*OBJECTIVE:*
Collect each line holding the string "이다윗목사".

*ROWS:*
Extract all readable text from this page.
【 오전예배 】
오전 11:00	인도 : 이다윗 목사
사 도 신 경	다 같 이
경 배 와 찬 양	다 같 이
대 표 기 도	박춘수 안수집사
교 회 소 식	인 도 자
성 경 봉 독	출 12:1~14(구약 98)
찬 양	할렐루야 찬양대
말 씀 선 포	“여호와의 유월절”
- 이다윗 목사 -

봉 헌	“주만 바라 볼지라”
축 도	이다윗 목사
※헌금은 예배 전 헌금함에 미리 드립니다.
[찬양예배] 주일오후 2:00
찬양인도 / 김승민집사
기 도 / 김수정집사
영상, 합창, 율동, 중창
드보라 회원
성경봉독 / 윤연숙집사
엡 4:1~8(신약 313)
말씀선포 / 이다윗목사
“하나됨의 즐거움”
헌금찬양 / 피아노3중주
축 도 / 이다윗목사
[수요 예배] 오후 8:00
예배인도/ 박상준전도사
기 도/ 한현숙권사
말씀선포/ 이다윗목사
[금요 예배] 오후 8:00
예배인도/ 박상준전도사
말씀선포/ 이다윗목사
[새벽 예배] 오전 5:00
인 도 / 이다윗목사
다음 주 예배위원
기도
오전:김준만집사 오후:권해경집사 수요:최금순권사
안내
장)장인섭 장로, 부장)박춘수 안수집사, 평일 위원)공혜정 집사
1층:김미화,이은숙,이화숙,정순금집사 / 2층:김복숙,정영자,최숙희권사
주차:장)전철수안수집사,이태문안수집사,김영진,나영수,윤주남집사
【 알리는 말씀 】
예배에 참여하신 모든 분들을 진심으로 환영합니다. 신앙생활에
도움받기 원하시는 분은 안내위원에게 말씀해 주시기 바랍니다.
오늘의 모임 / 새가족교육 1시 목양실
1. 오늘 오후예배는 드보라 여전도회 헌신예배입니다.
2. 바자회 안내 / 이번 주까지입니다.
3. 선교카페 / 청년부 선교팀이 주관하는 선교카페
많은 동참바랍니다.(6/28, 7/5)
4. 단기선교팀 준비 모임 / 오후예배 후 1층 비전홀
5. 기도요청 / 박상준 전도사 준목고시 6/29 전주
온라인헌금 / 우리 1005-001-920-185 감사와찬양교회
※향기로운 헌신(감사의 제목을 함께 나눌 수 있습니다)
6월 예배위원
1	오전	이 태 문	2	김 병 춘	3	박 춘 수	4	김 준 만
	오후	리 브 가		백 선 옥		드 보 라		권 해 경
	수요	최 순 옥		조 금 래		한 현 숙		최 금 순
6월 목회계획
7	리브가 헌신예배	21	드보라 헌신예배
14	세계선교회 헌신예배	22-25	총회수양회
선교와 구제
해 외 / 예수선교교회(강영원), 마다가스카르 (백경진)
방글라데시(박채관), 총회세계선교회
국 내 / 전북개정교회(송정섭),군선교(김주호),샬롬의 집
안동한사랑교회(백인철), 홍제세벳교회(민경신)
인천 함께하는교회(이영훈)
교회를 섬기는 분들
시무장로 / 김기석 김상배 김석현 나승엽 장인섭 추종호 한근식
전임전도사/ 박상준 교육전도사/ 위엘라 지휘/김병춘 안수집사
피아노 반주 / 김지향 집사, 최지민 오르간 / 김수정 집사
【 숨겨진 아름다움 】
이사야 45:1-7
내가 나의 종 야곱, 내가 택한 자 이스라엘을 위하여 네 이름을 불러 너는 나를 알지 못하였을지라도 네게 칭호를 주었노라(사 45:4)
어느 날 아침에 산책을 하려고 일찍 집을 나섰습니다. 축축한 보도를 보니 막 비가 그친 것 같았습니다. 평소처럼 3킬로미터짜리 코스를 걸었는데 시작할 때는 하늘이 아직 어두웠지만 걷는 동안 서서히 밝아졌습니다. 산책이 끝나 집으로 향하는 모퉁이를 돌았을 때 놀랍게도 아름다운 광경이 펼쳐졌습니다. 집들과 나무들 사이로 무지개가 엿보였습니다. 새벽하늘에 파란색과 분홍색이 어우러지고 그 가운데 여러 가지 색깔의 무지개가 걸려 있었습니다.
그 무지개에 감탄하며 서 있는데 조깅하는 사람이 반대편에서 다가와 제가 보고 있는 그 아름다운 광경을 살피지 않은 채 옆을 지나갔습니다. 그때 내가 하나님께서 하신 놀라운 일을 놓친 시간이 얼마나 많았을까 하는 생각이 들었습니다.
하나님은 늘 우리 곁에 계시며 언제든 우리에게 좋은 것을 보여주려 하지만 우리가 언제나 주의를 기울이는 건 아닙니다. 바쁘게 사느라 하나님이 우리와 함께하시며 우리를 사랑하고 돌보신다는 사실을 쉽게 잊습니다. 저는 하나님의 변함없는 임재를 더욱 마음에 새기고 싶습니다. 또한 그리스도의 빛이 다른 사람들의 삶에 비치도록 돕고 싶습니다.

*RESULT BELOW:*
말씀선포 / 이다윗목사
축 도 / 이다윗목사
말씀선포/ 이다윗목사
말씀선포/ 이다윗목사
인 도 / 이다윗목사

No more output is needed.